* **Written task**:
Can you retype every record below exactly as written?

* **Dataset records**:
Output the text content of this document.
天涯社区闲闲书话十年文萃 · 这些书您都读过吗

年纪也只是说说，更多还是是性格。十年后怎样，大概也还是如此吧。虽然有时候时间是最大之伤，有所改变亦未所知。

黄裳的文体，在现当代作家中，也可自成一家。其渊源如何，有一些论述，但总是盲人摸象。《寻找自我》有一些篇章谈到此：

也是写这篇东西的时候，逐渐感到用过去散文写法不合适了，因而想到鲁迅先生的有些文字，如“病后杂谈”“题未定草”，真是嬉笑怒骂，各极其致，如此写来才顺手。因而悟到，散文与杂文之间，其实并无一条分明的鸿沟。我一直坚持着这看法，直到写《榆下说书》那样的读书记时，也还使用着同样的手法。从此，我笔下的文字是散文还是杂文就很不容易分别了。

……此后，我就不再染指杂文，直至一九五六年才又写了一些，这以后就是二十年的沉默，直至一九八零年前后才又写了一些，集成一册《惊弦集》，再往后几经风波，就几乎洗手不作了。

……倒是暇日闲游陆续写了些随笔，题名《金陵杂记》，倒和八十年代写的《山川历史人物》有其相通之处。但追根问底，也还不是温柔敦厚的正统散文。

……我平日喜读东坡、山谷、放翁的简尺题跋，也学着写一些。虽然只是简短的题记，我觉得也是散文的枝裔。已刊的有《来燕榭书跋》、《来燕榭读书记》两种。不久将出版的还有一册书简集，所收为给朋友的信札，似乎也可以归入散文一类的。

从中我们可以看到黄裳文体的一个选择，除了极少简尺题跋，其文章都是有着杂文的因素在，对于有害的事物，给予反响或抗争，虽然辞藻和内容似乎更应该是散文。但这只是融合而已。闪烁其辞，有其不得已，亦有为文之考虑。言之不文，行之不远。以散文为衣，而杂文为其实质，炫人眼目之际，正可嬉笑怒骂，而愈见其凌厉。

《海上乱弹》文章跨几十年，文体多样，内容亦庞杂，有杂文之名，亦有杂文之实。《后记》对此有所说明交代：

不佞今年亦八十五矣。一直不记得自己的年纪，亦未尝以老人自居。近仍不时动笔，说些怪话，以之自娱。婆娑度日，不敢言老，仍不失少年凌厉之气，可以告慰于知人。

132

* **Complete response**:
Output the text content of this document.
天涯社区闲闲书话十年文萃 · 这些书您都读过吗

年纪也只是说说，更多还是是性格。十年后怎样，大概也还是如此吧。虽然有时候时间是最大之伤，有所改变亦未所知。

黄裳的文体，在现当代作家中，也可自成一家。其渊源如何，有一些论述，但总是盲人摸象。《寻找自我》有一些篇章谈到此：

也是写这篇东西的时候，逐渐感到用过去散文写法不合适了，因而想到鲁迅先生的有些文字，如“病后杂谈”“题未定草”，真是嬉笑怒骂，各极其致，如此写来才顺手。因而悟到，散文与杂文之间，其实并无一条分明的鸿沟。我一直坚持着这看法，直到写《榆下说书》那样的读书记时，也还使用着同样的手法。从此，我笔下的文字是散文还是杂文就很不容易分别了。

……此后，我就不再染指杂文，直至一九五六年才又写了一些，这以后就是二十年的沉默，直至一九八零年前后才又写了一些，集成一册《惊弦集》，再往后几经风波，就几乎洗手不作了。

……倒是暇日闲游陆续写了些随笔，题名《金陵杂记》，倒和八十年代写的《山川历史人物》有其相通之处。但追根问底，也还不是温柔敦厚的正统散文。

……我平日喜读东坡、山谷、放翁的简尺题跋，也学着写一些。虽然只是简短的题记，我觉得也是散文的枝裔。已刊的有《来燕榭书跋》、《来燕榭读书记》两种。不久将出版的还有一册书简集，所收为给朋友的信札，似乎也可以归入散文一类的。

从中我们可以看到黄裳文体的一个选择，除了极少简尺题跋，其文章都是有着杂文的因素在，对于有害的事物，给予反响或抗争，虽然辞藻和内容似乎更应该是散文。但这只是融合而已。闪烁其辞，有其不得已，亦有为文之考虑。言之不文，行之不远。以散文为衣，而杂文为其实质，炫人眼目之际，正可嬉笑怒骂，而愈见其凌厉。

《海上乱弹》文章跨几十年，文体多样，内容亦庞杂，有杂文之名，亦有杂文之实。《后记》对此有所说明交代：

不佞今年亦八十五矣。一直不记得自己的年纪，亦未尝以老人自居。近仍不时动笔，说些怪话，以之自娱。婆娑度日，不敢言老，仍不失少年凌厉之气，可以告慰于知人。

132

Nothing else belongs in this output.